**Problem requirements**
Tally the lines that contain "value" and report the total alone.

**Material**
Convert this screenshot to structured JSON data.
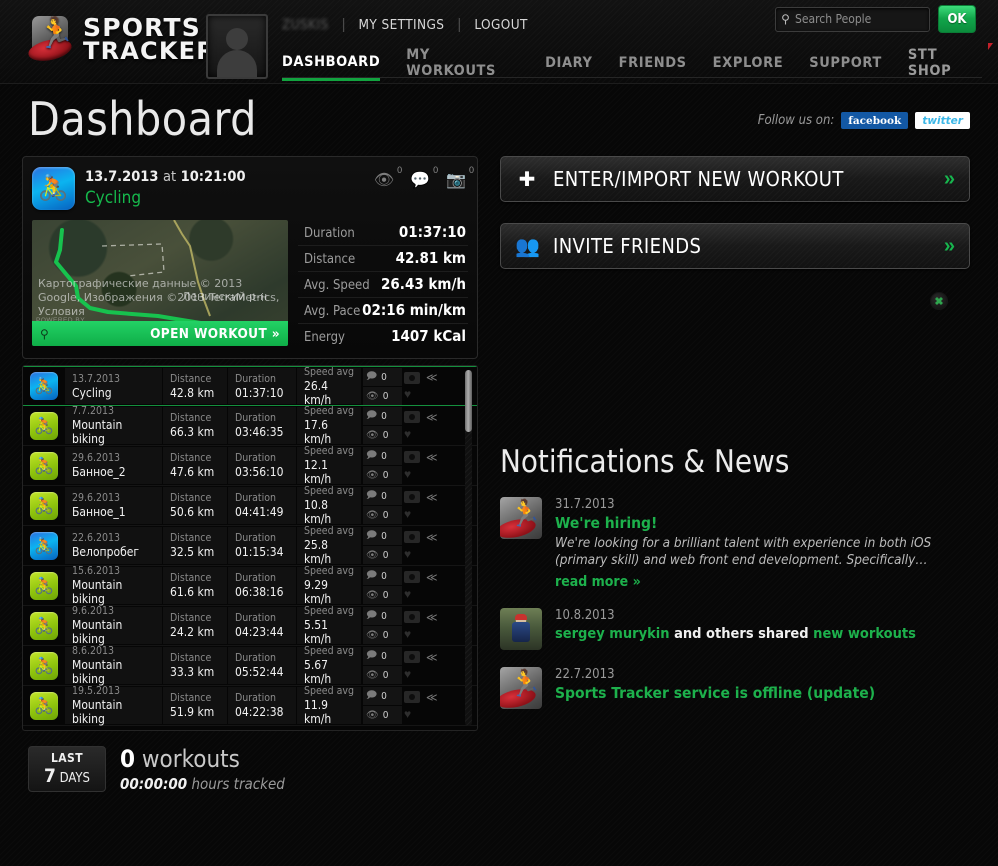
{
  "header": {
    "logo": {
      "line1": "SPORTS",
      "line2": "TRACKER",
      "icon": "runner-icon"
    },
    "user_links": {
      "username": "ZUSKIS",
      "my_settings": "MY SETTINGS",
      "logout": "LOGOUT"
    },
    "nav": [
      {
        "label": "DASHBOARD",
        "active": true
      },
      {
        "label": "MY WORKOUTS",
        "active": false
      },
      {
        "label": "DIARY",
        "active": false
      },
      {
        "label": "FRIENDS",
        "active": false
      },
      {
        "label": "EXPLORE",
        "active": false
      },
      {
        "label": "SUPPORT",
        "active": false
      }
    ],
    "shop": "STT SHOP",
    "search": {
      "placeholder": "Search People",
      "value": "",
      "button": "OK",
      "icon": "search-icon"
    }
  },
  "title": "Dashboard",
  "follow": {
    "label": "Follow us on:",
    "facebook": "facebook",
    "twitter": "twitter"
  },
  "featured_workout": {
    "date": "13.7.2013",
    "at": "at",
    "time": "10:21:00",
    "sport": "Cycling",
    "counters": {
      "views": "0",
      "comments": "0",
      "photos": "0"
    },
    "map": {
      "credit": "Картографические данные © 2013 Google, Изображения ©2013 TerraMetrics, Условия",
      "place": "Ленинский р-н",
      "powered": "POWERED BY",
      "watermark": "Google",
      "open_label": "OPEN WORKOUT »"
    },
    "facts": [
      {
        "key": "Duration",
        "value": "01:37:10"
      },
      {
        "key": "Distance",
        "value": "42.81 km"
      },
      {
        "key": "Avg. Speed",
        "value": "26.43 km/h"
      },
      {
        "key": "Avg. Pace",
        "value": "02:16 min/km"
      },
      {
        "key": "Energy",
        "value": "1407 kCal"
      }
    ]
  },
  "workout_list": {
    "labels": {
      "distance": "Distance",
      "duration": "Duration",
      "speed": "Speed avg"
    },
    "rows": [
      {
        "icon": "blue",
        "date": "13.7.2013",
        "name": "Cycling",
        "distance": "42.8 km",
        "duration": "01:37:10",
        "speed": "26.4 km/h",
        "comments": "0",
        "views": "0",
        "selected": true
      },
      {
        "icon": "green",
        "date": "7.7.2013",
        "name": "Mountain biking",
        "distance": "66.3 km",
        "duration": "03:46:35",
        "speed": "17.6 km/h",
        "comments": "0",
        "views": "0",
        "selected": false
      },
      {
        "icon": "green",
        "date": "29.6.2013",
        "name": "Банное_2",
        "distance": "47.6 km",
        "duration": "03:56:10",
        "speed": "12.1 km/h",
        "comments": "0",
        "views": "0",
        "selected": false
      },
      {
        "icon": "green",
        "date": "29.6.2013",
        "name": "Банное_1",
        "distance": "50.6 km",
        "duration": "04:41:49",
        "speed": "10.8 km/h",
        "comments": "0",
        "views": "0",
        "selected": false
      },
      {
        "icon": "blue",
        "date": "22.6.2013",
        "name": "Велопробег",
        "distance": "32.5 km",
        "duration": "01:15:34",
        "speed": "25.8 km/h",
        "comments": "0",
        "views": "0",
        "selected": false
      },
      {
        "icon": "green",
        "date": "15.6.2013",
        "name": "Mountain biking",
        "distance": "61.6 km",
        "duration": "06:38:16",
        "speed": "9.29 km/h",
        "comments": "0",
        "views": "0",
        "selected": false
      },
      {
        "icon": "green",
        "date": "9.6.2013",
        "name": "Mountain biking",
        "distance": "24.2 km",
        "duration": "04:23:44",
        "speed": "5.51 km/h",
        "comments": "0",
        "views": "0",
        "selected": false
      },
      {
        "icon": "green",
        "date": "8.6.2013",
        "name": "Mountain biking",
        "distance": "33.3 km",
        "duration": "05:52:44",
        "speed": "5.67 km/h",
        "comments": "0",
        "views": "0",
        "selected": false
      },
      {
        "icon": "green",
        "date": "19.5.2013",
        "name": "Mountain biking",
        "distance": "51.9 km",
        "duration": "04:22:38",
        "speed": "11.9 km/h",
        "comments": "0",
        "views": "0",
        "selected": false
      }
    ]
  },
  "last7": {
    "badge_top": "LAST",
    "badge_num": "7",
    "badge_unit": "DAYS",
    "count": "0",
    "count_label": "workouts",
    "hours": "00:00:00",
    "hours_label": "hours tracked"
  },
  "actions": [
    {
      "label": "ENTER/IMPORT NEW WORKOUT",
      "icon": "plus-icon",
      "chevron": "»"
    },
    {
      "label": "INVITE FRIENDS",
      "icon": "people-icon",
      "chevron": "»"
    }
  ],
  "ad_close": "✖",
  "news": {
    "heading": "Notifications & News",
    "items": [
      {
        "thumb": "logo",
        "date": "31.7.2013",
        "title": "We're hiring!",
        "text": "We're looking for a brilliant talent with experience in both iOS (primary skill) and web front end development. Specifically…",
        "read_more": "read more »"
      },
      {
        "thumb": "photo",
        "date": "10.8.2013",
        "share_user": "sergey murykin",
        "share_mid": " and others shared ",
        "share_obj": "new workouts"
      },
      {
        "thumb": "logo",
        "date": "22.7.2013",
        "title": "Sports Tracker service is offline (update)"
      }
    ]
  },
  "colors": {
    "accent_green": "#16b94c",
    "brand_red": "#c3202a",
    "facebook_blue": "#1358a4",
    "twitter_blue": "#3cb8e8"
  }
}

**Exercise result**
6